→ **Problem**
From the entries that follow, extract each line holding the string "JSON".
==================================================
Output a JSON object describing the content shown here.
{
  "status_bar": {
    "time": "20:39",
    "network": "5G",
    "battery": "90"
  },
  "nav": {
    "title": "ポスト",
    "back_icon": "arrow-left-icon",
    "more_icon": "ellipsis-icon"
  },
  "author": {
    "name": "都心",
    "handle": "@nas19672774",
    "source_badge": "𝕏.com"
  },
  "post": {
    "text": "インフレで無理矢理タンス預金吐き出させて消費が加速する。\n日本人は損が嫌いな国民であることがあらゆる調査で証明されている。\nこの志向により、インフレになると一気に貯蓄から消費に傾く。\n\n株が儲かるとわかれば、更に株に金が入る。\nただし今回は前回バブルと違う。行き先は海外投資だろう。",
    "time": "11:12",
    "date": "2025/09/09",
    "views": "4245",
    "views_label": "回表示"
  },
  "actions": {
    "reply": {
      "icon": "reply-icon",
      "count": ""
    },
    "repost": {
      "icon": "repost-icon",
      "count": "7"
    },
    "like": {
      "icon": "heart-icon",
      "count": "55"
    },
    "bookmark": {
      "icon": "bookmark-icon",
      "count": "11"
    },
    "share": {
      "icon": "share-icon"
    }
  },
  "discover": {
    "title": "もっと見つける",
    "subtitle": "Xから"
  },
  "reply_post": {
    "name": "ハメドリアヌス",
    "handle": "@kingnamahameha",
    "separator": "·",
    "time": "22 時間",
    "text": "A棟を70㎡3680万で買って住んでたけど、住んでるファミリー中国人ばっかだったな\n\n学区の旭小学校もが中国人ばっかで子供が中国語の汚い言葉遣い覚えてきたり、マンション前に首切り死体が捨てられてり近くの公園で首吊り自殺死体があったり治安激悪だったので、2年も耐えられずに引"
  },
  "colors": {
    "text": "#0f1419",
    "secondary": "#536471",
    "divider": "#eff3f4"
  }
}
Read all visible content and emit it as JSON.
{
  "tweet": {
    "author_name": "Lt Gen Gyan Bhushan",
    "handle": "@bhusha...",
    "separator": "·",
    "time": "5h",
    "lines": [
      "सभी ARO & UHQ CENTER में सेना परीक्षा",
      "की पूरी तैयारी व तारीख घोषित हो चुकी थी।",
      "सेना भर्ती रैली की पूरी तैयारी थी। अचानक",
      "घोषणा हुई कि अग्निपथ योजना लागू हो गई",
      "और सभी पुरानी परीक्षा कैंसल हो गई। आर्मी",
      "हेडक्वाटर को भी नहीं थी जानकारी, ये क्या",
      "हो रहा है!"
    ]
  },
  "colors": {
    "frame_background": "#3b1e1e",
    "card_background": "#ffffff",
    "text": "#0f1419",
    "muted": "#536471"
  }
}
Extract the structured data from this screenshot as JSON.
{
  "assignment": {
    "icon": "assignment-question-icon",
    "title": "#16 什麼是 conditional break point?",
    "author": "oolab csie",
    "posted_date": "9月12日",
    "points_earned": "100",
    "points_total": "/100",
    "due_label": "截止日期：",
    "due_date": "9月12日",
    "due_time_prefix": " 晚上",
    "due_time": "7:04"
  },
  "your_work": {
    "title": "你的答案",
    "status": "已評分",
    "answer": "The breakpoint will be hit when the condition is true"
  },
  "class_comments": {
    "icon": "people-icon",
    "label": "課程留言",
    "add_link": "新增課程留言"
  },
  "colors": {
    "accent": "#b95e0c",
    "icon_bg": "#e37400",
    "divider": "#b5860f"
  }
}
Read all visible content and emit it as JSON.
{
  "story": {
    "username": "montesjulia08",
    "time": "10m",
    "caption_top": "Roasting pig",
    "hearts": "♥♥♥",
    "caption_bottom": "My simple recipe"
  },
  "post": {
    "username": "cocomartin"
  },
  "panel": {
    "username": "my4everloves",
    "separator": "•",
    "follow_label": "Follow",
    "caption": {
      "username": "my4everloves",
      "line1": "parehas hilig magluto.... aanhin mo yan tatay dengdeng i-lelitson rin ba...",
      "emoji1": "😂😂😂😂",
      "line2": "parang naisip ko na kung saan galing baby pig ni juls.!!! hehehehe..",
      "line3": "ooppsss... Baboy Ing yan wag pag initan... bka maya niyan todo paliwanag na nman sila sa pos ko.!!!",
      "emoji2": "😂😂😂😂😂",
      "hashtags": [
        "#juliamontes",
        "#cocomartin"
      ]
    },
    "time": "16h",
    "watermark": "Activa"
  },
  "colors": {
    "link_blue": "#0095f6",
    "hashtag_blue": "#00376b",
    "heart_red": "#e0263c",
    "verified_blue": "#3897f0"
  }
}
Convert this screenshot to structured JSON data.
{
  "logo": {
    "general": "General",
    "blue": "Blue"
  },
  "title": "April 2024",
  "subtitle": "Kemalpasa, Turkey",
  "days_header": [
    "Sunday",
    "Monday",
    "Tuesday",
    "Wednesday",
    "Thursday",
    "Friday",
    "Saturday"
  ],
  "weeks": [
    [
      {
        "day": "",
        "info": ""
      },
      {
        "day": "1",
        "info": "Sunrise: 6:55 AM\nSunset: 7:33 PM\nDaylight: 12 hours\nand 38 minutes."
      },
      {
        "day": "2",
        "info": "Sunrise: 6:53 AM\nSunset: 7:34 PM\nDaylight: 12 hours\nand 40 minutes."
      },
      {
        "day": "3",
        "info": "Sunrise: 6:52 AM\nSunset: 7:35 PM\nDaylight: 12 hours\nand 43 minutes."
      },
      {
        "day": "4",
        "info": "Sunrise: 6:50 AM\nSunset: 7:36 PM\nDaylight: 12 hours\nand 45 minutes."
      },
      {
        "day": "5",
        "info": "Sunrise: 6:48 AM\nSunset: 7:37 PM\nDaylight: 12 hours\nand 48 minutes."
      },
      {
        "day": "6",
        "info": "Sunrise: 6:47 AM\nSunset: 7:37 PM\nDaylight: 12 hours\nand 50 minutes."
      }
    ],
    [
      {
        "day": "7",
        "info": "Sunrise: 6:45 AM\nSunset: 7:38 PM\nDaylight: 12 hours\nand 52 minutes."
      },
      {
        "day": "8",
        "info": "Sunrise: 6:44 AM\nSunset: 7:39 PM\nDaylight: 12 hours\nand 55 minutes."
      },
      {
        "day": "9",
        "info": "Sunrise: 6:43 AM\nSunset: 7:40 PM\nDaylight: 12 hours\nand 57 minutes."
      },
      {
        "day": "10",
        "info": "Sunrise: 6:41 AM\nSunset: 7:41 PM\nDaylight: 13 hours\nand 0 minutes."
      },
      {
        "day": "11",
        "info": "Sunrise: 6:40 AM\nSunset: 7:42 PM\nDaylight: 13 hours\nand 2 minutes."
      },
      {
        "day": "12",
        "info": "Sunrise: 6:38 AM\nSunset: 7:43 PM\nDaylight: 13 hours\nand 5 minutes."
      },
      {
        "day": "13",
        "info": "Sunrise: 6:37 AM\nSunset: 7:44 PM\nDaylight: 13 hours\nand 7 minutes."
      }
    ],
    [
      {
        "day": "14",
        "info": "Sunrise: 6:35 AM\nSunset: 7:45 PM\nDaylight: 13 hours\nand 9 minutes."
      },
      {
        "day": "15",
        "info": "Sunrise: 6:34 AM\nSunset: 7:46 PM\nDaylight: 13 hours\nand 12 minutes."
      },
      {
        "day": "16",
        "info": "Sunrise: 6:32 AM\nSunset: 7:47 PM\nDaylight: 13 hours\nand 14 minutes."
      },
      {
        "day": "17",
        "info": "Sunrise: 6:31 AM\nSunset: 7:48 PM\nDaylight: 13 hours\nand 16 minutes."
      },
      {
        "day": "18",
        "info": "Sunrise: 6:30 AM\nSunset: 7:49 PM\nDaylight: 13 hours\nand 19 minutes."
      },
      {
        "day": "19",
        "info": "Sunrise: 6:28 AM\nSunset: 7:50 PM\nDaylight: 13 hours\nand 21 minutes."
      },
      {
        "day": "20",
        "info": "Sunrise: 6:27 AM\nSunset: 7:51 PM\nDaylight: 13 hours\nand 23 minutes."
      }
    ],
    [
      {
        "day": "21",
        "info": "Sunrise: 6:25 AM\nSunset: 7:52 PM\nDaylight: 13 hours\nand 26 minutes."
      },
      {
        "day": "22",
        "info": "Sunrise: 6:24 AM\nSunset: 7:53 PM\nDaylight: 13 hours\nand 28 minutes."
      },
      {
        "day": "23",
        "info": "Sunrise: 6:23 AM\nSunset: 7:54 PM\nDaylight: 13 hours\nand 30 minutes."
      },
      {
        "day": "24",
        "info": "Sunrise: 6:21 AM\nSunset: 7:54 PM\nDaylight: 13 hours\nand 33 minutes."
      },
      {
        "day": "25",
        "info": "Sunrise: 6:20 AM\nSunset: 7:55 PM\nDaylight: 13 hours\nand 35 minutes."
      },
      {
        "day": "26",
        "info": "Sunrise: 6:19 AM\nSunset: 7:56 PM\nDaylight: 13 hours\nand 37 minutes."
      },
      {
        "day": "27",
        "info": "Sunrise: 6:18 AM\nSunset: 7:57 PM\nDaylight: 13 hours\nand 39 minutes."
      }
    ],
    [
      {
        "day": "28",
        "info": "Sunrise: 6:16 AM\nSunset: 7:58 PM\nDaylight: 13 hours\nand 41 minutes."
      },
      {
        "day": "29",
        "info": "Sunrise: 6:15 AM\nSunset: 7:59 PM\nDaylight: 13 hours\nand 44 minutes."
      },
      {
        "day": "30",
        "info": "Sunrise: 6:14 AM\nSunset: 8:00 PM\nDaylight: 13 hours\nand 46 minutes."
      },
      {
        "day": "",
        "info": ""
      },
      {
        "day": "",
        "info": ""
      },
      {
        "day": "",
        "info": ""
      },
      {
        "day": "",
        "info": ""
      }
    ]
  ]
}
==================================================
→ **Correct response**
Output a JSON object describing the content shown here.
Read all visible content and emit it as JSON.
Extract the structured data from this screenshot as JSON.
Read all visible content and emit it as JSON.
Convert this screenshot to structured JSON data.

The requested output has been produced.